Restate each of the lines below word for word and drop every picture.

....................

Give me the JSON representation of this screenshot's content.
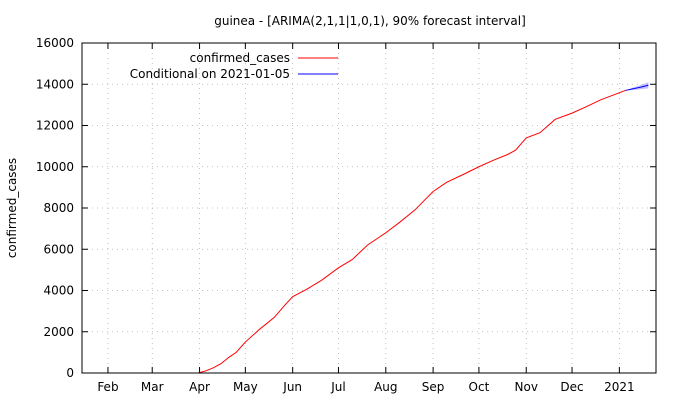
{
  "chart_data": {
    "type": "line",
    "title": "guinea -  [ARIMA(2,1,1|1,0,1), 90% forecast interval]",
    "xlabel": "",
    "ylabel": "confirmed_cases",
    "ylim": [
      0,
      16000
    ],
    "xlim": [
      "2020-01-15",
      "2021-01-25"
    ],
    "yticks": [
      0,
      2000,
      4000,
      6000,
      8000,
      10000,
      12000,
      14000,
      16000
    ],
    "ytick_labels": [
      "0",
      "2000",
      "4000",
      "6000",
      "8000",
      "10000",
      "12000",
      "14000",
      "16000"
    ],
    "xticks": [
      "2020-02-01",
      "2020-03-01",
      "2020-04-01",
      "2020-05-01",
      "2020-06-01",
      "2020-07-01",
      "2020-08-01",
      "2020-09-01",
      "2020-10-01",
      "2020-11-01",
      "2020-12-01",
      "2021-01-01"
    ],
    "xtick_labels": [
      "Feb",
      "Mar",
      "Apr",
      "May",
      "Jun",
      "Jul",
      "Aug",
      "Sep",
      "Oct",
      "Nov",
      "Dec",
      "2021"
    ],
    "grid": true,
    "legend_position": "top-left",
    "series": [
      {
        "name": "confirmed_cases",
        "color": "#ff0000",
        "x": [
          "2020-03-31",
          "2020-04-05",
          "2020-04-10",
          "2020-04-15",
          "2020-04-20",
          "2020-04-25",
          "2020-05-01",
          "2020-05-10",
          "2020-05-20",
          "2020-05-27",
          "2020-06-01",
          "2020-06-10",
          "2020-06-20",
          "2020-07-01",
          "2020-07-10",
          "2020-07-20",
          "2020-08-01",
          "2020-08-10",
          "2020-08-20",
          "2020-09-01",
          "2020-09-10",
          "2020-09-20",
          "2020-10-01",
          "2020-10-10",
          "2020-10-20",
          "2020-10-25",
          "2020-11-01",
          "2020-11-10",
          "2020-11-20",
          "2020-12-01",
          "2020-12-10",
          "2020-12-20",
          "2021-01-05"
        ],
        "y": [
          0,
          100,
          250,
          450,
          750,
          1000,
          1500,
          2100,
          2700,
          3300,
          3700,
          4050,
          4500,
          5100,
          5500,
          6200,
          6800,
          7300,
          7900,
          8800,
          9250,
          9600,
          10000,
          10300,
          10600,
          10800,
          11400,
          11650,
          12300,
          12600,
          12900,
          13250,
          13700
        ]
      },
      {
        "name": "Conditional on 2021-01-05",
        "color": "#0000ff",
        "band_color": "#9999ff",
        "x": [
          "2021-01-05",
          "2021-01-10",
          "2021-01-15",
          "2021-01-20"
        ],
        "y": [
          13700,
          13780,
          13860,
          13950
        ],
        "lower": [
          13700,
          13720,
          13760,
          13800
        ],
        "upper": [
          13700,
          13840,
          13960,
          14100
        ]
      }
    ]
  }
}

....................

(THE SOLUTION)
Give me the JSON representation of this screenshot's content.
{
  "chart_data": {
    "type": "line",
    "title": "guinea -  [ARIMA(2,1,1|1,0,1), 90% forecast interval]",
    "xlabel": "",
    "ylabel": "confirmed_cases",
    "ylim": [
      0,
      16000
    ],
    "xlim": [
      "2020-01-15",
      "2021-01-25"
    ],
    "yticks": [
      0,
      2000,
      4000,
      6000,
      8000,
      10000,
      12000,
      14000,
      16000
    ],
    "ytick_labels": [
      "0",
      "2000",
      "4000",
      "6000",
      "8000",
      "10000",
      "12000",
      "14000",
      "16000"
    ],
    "xticks": [
      "2020-02-01",
      "2020-03-01",
      "2020-04-01",
      "2020-05-01",
      "2020-06-01",
      "2020-07-01",
      "2020-08-01",
      "2020-09-01",
      "2020-10-01",
      "2020-11-01",
      "2020-12-01",
      "2021-01-01"
    ],
    "xtick_labels": [
      "Feb",
      "Mar",
      "Apr",
      "May",
      "Jun",
      "Jul",
      "Aug",
      "Sep",
      "Oct",
      "Nov",
      "Dec",
      "2021"
    ],
    "grid": true,
    "legend_position": "top-left",
    "series": [
      {
        "name": "confirmed_cases",
        "color": "#ff0000",
        "x": [
          "2020-03-31",
          "2020-04-05",
          "2020-04-10",
          "2020-04-15",
          "2020-04-20",
          "2020-04-25",
          "2020-05-01",
          "2020-05-10",
          "2020-05-20",
          "2020-05-27",
          "2020-06-01",
          "2020-06-10",
          "2020-06-20",
          "2020-07-01",
          "2020-07-10",
          "2020-07-20",
          "2020-08-01",
          "2020-08-10",
          "2020-08-20",
          "2020-09-01",
          "2020-09-10",
          "2020-09-20",
          "2020-10-01",
          "2020-10-10",
          "2020-10-20",
          "2020-10-25",
          "2020-11-01",
          "2020-11-10",
          "2020-11-20",
          "2020-12-01",
          "2020-12-10",
          "2020-12-20",
          "2021-01-05"
        ],
        "y": [
          0,
          100,
          250,
          450,
          750,
          1000,
          1500,
          2100,
          2700,
          3300,
          3700,
          4050,
          4500,
          5100,
          5500,
          6200,
          6800,
          7300,
          7900,
          8800,
          9250,
          9600,
          10000,
          10300,
          10600,
          10800,
          11400,
          11650,
          12300,
          12600,
          12900,
          13250,
          13700
        ]
      },
      {
        "name": "Conditional on 2021-01-05",
        "color": "#0000ff",
        "band_color": "#9999ff",
        "x": [
          "2021-01-05",
          "2021-01-10",
          "2021-01-15",
          "2021-01-20"
        ],
        "y": [
          13700,
          13780,
          13860,
          13950
        ],
        "lower": [
          13700,
          13720,
          13760,
          13800
        ],
        "upper": [
          13700,
          13840,
          13960,
          14100
        ]
      }
    ]
  }
}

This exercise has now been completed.